▶ WHAT THE TASK ASKS
Set down the complete data exactly as it appears below.

** Opening RECORDED DATA block **

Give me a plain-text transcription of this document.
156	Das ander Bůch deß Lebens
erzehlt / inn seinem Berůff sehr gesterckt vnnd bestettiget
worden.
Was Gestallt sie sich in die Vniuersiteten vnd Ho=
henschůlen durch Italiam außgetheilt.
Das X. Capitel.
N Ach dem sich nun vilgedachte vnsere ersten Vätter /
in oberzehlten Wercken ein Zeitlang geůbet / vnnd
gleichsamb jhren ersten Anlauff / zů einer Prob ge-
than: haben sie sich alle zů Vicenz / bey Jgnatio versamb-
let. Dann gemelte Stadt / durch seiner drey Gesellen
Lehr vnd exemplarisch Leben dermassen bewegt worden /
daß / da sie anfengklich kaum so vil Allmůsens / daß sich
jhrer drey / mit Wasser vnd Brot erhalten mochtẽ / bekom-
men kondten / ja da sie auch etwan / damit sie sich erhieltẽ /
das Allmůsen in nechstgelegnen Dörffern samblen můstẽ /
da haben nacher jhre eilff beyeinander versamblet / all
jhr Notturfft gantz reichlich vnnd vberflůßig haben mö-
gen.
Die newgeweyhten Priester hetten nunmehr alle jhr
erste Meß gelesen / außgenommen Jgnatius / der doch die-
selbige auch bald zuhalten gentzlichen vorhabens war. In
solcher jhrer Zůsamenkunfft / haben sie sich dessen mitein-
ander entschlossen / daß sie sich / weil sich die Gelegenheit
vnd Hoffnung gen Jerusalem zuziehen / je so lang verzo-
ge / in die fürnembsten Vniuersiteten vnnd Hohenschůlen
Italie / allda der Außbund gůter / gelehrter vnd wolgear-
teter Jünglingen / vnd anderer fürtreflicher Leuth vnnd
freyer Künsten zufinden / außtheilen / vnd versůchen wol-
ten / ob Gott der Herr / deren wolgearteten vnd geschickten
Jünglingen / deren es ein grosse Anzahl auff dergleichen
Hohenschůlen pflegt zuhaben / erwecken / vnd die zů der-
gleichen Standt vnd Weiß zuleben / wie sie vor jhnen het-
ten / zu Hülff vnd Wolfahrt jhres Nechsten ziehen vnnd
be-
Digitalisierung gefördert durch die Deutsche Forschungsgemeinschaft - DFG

** Closing RECORDED DATA block **

▶ PROBLEM SOLUTION
Give me a plain-text transcription of this document.
156	Das ander Bůch deß Lebens
erzehlt / inn seinem Berůff sehr gesterckt vnnd bestettiget
worden.
Was Gestallt sie sich in die Vniuersiteten vnd Ho=
henschůlen durch Italiam außgetheilt.
Das X. Capitel.
N Ach dem sich nun vilgedachte vnsere ersten Vätter /
in oberzehlten Wercken ein Zeitlang geůbet / vnnd
gleichsamb jhren ersten Anlauff / zů einer Prob ge-
than: haben sie sich alle zů Vicenz / bey Jgnatio versamb-
let. Dann gemelte Stadt / durch seiner drey Gesellen
Lehr vnd exemplarisch Leben dermassen bewegt worden /
daß / da sie anfengklich kaum so vil Allmůsens / daß sich
jhrer drey / mit Wasser vnd Brot erhalten mochtẽ / bekom-
men kondten / ja da sie auch etwan / damit sie sich erhieltẽ /
das Allmůsen in nechstgelegnen Dörffern samblen můstẽ /
da haben nacher jhre eilff beyeinander versamblet / all
jhr Notturfft gantz reichlich vnnd vberflůßig haben mö-
gen.
Die newgeweyhten Priester hetten nunmehr alle jhr
erste Meß gelesen / außgenommen Jgnatius / der doch die-
selbige auch bald zuhalten gentzlichen vorhabens war. In
solcher jhrer Zůsamenkunfft / haben sie sich dessen mitein-
ander entschlossen / daß sie sich / weil sich die Gelegenheit
vnd Hoffnung gen Jerusalem zuziehen / je so lang verzo-
ge / in die fürnembsten Vniuersiteten vnnd Hohenschůlen
Italie / allda der Außbund gůter / gelehrter vnd wolgear-
teter Jünglingen / vnd anderer fürtreflicher Leuth vnnd
freyer Künsten zufinden / außtheilen / vnd versůchen wol-
ten / ob Gott der Herr / deren wolgearteten vnd geschickten
Jünglingen / deren es ein grosse Anzahl auff dergleichen
Hohenschůlen pflegt zuhaben / erwecken / vnd die zů der-
gleichen Standt vnd Weiß zuleben / wie sie vor jhnen het-
ten / zu Hülff vnd Wolfahrt jhres Nechsten ziehen vnnd
be-
Digitalisierung gefördert durch die Deutsche Forschungsgemeinschaft - DFG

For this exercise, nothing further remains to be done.